» **Work to be completed**: Scan the lines below for the word "英ポンド". Copy each line you find it in.

══════════

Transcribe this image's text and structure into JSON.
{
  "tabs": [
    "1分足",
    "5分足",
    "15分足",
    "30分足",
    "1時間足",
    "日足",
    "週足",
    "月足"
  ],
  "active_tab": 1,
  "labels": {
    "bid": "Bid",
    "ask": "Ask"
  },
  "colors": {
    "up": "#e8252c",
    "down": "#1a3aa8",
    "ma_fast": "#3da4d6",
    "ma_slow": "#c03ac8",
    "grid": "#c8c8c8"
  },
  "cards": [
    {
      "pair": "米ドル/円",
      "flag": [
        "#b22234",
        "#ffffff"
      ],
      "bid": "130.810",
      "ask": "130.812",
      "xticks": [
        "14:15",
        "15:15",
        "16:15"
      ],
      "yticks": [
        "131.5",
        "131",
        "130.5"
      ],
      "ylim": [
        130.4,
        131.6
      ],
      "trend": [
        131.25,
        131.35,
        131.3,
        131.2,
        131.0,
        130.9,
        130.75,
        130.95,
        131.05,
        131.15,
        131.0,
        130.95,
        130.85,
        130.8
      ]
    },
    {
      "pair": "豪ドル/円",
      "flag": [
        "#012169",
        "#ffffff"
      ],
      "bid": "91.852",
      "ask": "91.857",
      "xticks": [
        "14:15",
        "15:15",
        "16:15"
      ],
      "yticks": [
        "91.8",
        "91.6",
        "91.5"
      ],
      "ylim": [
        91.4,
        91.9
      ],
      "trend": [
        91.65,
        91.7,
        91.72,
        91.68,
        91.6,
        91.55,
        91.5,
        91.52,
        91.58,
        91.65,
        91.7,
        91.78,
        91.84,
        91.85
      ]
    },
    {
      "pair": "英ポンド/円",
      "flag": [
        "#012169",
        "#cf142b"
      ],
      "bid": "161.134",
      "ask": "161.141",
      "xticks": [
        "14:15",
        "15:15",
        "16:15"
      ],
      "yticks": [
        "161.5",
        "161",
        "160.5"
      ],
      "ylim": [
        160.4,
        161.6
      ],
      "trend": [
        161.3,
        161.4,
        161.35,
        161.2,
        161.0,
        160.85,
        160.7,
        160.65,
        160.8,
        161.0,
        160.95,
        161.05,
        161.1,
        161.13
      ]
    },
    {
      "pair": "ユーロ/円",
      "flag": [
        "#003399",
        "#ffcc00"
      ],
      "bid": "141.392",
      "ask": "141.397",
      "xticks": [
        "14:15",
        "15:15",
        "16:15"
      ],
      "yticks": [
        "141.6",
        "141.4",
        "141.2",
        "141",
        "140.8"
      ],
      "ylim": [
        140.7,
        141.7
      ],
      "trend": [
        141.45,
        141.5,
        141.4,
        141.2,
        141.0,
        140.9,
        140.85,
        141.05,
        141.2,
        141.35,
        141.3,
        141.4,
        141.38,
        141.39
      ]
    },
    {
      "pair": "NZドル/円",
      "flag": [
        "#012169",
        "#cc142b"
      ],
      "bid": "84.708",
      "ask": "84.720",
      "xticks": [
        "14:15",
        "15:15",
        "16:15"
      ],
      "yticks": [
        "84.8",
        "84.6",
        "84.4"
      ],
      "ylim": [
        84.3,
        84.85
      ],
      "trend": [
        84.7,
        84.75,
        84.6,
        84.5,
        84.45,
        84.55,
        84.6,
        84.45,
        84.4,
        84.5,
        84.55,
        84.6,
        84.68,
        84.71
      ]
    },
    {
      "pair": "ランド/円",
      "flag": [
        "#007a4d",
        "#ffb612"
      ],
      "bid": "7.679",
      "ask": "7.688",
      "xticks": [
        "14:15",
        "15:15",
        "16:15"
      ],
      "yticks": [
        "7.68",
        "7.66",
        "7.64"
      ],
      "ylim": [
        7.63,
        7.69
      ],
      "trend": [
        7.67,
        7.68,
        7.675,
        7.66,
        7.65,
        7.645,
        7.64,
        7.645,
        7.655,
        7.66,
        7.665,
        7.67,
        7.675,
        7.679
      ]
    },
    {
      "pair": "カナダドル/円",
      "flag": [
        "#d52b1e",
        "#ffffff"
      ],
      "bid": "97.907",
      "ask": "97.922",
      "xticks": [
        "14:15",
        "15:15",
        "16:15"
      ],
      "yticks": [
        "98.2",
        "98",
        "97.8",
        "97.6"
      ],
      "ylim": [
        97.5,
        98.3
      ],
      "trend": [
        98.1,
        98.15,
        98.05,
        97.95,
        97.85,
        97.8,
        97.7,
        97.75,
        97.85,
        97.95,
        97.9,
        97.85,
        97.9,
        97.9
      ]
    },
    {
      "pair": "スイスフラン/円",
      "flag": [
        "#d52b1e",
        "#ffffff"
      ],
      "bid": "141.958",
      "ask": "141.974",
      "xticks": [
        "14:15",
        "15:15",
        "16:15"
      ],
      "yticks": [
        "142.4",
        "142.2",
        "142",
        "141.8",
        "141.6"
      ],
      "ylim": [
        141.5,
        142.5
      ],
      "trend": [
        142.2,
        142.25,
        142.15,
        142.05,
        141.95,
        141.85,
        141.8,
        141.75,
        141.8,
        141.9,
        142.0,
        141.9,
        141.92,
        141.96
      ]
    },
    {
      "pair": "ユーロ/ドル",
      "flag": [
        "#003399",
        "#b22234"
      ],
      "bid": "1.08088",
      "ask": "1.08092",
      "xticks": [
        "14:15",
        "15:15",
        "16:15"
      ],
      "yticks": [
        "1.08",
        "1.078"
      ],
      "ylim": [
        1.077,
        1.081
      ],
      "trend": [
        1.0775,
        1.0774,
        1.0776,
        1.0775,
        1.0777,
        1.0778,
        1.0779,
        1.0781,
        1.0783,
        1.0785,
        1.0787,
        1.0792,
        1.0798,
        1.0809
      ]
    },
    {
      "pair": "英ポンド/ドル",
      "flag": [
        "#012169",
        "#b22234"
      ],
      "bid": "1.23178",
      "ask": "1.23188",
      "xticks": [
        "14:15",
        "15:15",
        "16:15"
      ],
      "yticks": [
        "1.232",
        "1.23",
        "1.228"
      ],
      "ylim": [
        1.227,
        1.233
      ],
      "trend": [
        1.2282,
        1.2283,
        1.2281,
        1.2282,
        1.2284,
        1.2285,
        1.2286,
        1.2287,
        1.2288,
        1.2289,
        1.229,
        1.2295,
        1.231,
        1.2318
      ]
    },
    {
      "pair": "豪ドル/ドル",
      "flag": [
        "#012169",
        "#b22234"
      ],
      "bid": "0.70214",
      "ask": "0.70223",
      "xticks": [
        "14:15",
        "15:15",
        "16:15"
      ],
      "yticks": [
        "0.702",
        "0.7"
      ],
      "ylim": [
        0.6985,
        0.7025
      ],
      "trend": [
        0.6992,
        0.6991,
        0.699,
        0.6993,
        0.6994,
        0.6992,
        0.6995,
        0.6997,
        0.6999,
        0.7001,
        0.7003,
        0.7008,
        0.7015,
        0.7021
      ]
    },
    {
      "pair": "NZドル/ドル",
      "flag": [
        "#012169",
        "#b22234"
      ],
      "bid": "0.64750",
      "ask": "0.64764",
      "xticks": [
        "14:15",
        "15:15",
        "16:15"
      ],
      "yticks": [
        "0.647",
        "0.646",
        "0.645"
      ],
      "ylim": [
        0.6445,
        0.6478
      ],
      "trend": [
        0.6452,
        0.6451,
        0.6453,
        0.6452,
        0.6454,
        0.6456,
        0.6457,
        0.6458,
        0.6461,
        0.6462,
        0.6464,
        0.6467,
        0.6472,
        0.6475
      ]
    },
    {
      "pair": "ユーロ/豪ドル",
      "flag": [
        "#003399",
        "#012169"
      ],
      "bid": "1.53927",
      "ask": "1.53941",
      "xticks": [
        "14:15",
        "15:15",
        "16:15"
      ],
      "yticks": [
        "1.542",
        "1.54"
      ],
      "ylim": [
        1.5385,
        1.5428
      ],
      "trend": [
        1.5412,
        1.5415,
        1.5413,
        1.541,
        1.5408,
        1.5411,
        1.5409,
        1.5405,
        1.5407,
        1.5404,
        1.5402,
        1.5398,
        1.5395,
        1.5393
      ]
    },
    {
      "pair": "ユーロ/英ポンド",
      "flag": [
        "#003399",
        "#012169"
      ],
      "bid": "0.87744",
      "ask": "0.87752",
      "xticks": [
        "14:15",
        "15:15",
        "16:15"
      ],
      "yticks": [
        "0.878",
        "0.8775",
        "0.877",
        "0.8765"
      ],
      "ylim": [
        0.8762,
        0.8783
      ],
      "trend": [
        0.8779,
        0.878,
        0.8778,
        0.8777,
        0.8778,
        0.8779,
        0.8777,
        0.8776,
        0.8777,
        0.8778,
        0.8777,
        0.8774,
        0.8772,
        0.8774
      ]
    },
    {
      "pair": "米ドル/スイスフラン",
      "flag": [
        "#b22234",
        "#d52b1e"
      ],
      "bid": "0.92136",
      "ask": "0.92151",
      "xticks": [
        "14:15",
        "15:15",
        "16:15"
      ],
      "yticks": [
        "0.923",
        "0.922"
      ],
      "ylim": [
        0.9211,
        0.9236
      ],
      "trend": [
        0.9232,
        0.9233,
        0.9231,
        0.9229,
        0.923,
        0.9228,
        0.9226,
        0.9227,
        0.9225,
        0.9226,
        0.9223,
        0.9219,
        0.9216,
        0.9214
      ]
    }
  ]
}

══════════

» **Final answer**:
      "pair": "英ポンド/円",
      "pair": "英ポンド/ドル",
      "pair": "ユーロ/英ポンド",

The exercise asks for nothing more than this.